- **DOCUMENT PASSAGE**
More of a 'behind the scenes' look at some of the true story that inspired THE HOUSE OF ANCHOR. You can find the book here.
Seattle, P.J. Led Me Home
Seattle, 1996
One day, I was hanging outside of the Showbox Club, sitting on the street, staring at the strippers across the way (they wore robes and stood outside to smoke), and I was seriously considering applying, but my dancing skills were more of the comedic type, rather than sexy, and my body wasn't like theirs, for sure.
In my next life, perhaps I will be long and lithe, like a model. Hope so. Maybe I shouldn't wish that. With my luck, I'll probably come back as a giraffe. Oh well, giraffes are rad.
Anyway, when I glanced up at the Showbox marquee, some unknown band was listed to play that night, but when I investigated further, I found out that it was really Pearl Jam. Apparently, they had planned some small, secret, hometown show to warm up for their No Code tour; the kickoff first gig was scheduled soon at the Key Arena.

- **WORK INSTRUCTIONS**
a – In the Seattle passage, which band was actually playing the secret show at the Showbox?
b – Please quote the stretch of the Seattle passage from "In my next life, perhaps" through "giraffes are rad.".
The lines that follow come from a different source than the Seattle passage.

- **GIVEN INFORMATION**
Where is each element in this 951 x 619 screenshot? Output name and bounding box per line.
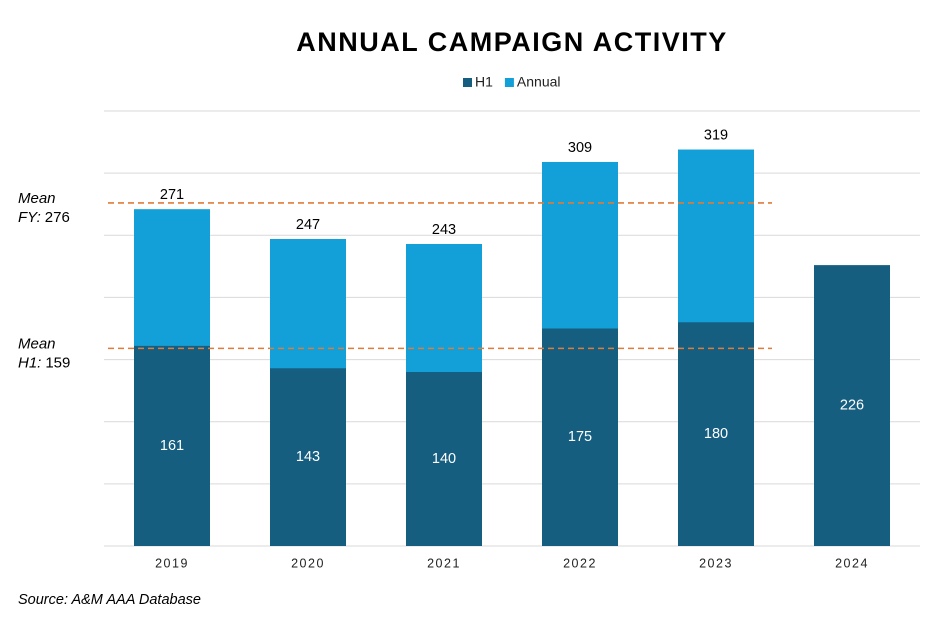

- **RESPONSES TO THE TASKS**
a – Pearl Jam

b –
In my next life, perhaps I will be long and lithe, like a model. Hope so. Maybe I shouldn't wish that. With my luck, I'll probably come back as a giraffe. Oh well, giraffes are rad.